» **Problem to work on**
Find the lines holding the string "يوسف" in the data, then copy all of them.

......

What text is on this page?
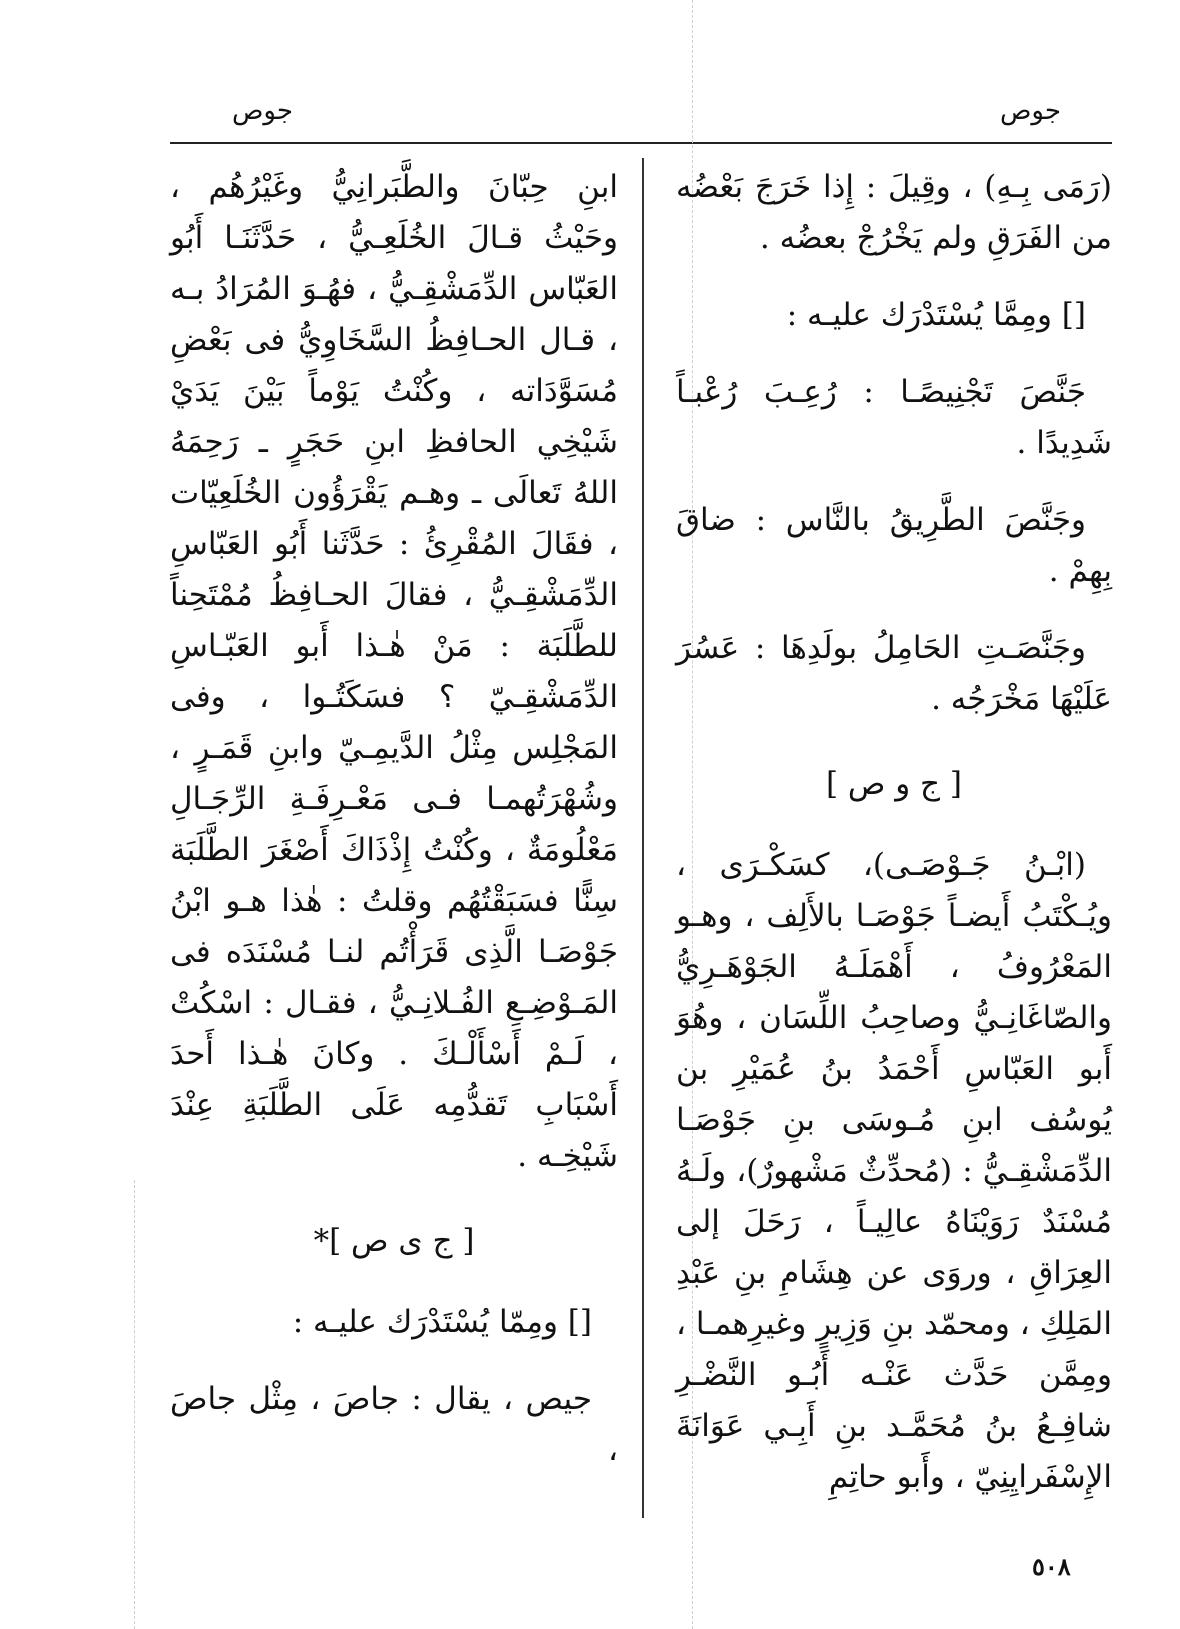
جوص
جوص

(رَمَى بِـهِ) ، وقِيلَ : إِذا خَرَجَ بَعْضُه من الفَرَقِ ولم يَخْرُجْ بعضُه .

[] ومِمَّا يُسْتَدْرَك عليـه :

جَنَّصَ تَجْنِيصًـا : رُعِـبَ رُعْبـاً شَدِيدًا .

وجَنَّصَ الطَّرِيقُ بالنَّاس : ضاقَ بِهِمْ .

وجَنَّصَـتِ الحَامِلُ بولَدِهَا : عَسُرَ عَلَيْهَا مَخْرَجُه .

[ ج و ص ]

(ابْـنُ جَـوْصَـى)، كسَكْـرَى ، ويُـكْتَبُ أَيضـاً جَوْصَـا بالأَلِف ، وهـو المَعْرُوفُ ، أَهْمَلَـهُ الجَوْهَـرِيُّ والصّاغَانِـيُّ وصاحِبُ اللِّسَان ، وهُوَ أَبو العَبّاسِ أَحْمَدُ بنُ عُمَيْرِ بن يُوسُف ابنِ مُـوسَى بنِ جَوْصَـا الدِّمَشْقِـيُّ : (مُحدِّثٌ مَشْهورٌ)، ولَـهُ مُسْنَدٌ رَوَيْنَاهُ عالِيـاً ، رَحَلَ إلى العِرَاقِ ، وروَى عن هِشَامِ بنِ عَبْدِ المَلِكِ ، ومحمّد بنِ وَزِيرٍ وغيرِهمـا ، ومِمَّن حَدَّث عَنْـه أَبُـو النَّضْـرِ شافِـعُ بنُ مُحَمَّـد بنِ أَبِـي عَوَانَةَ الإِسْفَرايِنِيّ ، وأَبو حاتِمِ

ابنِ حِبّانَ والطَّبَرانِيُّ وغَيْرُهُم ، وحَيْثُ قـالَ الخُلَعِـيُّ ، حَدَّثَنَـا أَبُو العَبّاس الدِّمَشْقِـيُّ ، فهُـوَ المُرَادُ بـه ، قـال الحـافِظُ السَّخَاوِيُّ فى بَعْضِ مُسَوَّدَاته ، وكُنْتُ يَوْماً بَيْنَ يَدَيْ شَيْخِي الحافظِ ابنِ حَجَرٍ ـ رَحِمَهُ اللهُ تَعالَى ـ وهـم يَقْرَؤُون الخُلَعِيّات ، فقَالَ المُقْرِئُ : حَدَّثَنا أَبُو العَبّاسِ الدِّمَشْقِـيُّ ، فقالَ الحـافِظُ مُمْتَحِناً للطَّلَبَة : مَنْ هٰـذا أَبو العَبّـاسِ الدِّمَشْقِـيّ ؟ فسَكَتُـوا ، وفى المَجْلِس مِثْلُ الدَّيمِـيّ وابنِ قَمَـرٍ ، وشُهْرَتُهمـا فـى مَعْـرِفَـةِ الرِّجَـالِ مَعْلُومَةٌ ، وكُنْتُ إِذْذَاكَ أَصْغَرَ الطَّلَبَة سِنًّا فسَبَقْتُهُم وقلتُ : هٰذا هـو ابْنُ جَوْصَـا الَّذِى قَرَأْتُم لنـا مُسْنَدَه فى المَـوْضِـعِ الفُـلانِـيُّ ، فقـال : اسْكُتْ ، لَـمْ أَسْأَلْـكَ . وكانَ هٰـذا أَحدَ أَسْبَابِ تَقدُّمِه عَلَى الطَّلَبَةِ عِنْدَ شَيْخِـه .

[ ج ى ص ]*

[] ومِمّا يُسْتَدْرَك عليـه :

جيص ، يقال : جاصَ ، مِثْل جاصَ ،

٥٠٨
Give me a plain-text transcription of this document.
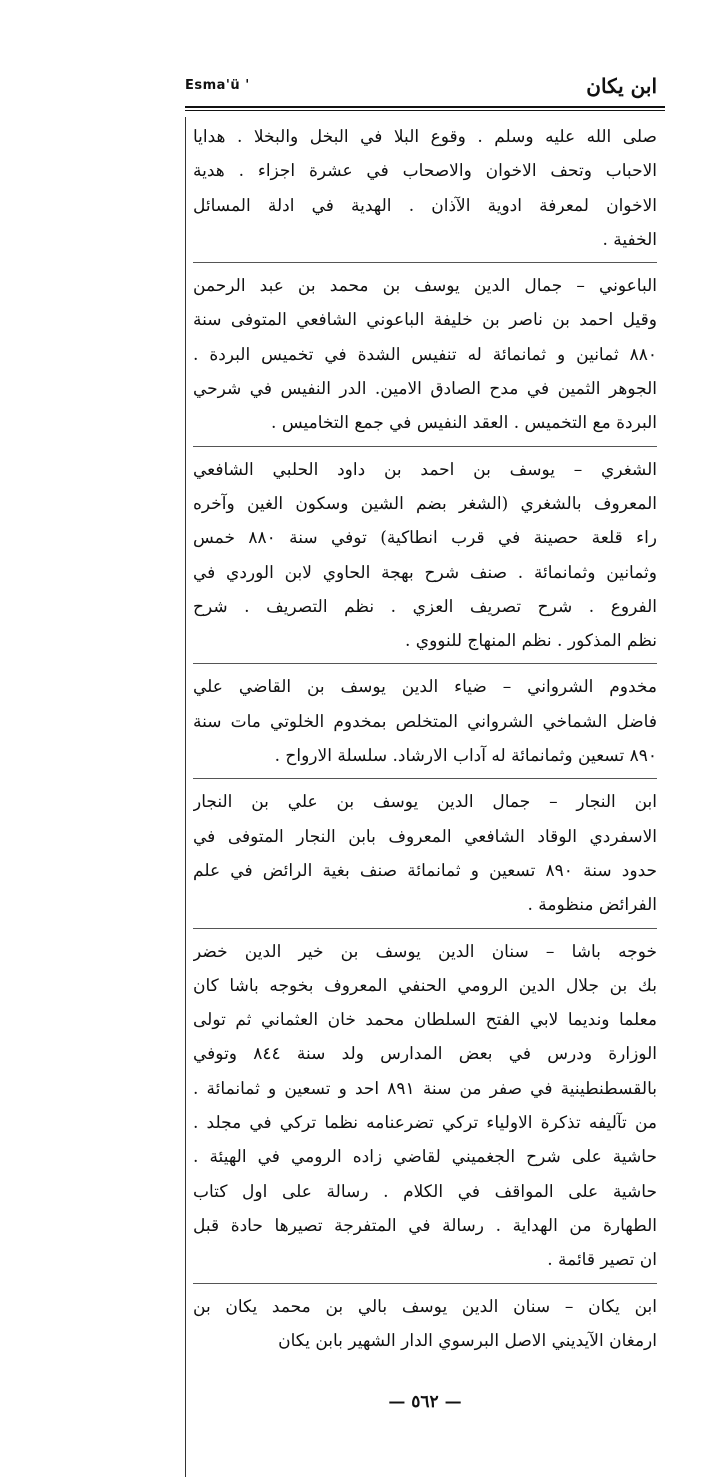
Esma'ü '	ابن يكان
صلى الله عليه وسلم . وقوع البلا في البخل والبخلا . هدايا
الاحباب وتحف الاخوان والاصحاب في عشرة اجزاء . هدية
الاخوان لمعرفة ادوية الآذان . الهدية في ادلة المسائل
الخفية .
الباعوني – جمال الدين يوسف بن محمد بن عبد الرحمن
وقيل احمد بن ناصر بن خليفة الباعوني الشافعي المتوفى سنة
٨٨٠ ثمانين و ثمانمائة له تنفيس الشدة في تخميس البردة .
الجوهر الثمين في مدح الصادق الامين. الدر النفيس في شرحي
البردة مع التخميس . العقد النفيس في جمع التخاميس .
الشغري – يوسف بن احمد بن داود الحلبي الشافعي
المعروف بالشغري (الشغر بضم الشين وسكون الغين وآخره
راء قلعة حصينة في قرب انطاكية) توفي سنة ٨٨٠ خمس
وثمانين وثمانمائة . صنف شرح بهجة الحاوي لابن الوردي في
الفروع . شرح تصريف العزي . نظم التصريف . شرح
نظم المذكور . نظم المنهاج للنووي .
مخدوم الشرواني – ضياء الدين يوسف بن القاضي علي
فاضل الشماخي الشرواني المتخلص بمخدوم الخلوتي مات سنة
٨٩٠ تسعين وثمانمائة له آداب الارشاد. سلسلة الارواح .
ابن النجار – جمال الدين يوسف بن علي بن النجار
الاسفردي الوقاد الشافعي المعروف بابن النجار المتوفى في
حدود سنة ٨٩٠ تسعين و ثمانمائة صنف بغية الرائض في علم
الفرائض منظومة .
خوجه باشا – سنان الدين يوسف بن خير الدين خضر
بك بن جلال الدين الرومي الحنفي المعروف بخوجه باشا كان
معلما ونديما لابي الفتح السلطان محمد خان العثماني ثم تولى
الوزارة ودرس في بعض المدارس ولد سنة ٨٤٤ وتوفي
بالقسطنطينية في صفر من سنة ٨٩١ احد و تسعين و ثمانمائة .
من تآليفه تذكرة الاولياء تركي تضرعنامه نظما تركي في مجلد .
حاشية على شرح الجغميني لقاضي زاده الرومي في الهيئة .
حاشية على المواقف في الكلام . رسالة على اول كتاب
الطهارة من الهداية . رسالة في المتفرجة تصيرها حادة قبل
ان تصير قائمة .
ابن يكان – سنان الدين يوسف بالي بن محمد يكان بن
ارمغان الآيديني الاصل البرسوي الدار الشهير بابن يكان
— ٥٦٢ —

......

» **Exercise solution**
الباعوني – جمال الدين يوسف بن محمد بن عبد الرحمن
الشغري – يوسف بن احمد بن داود الحلبي الشافعي
مخدوم الشرواني – ضياء الدين يوسف بن القاضي علي
ابن النجار – جمال الدين يوسف بن علي بن النجار
خوجه باشا – سنان الدين يوسف بن خير الدين خضر
ابن يكان – سنان الدين يوسف بالي بن محمد يكان بن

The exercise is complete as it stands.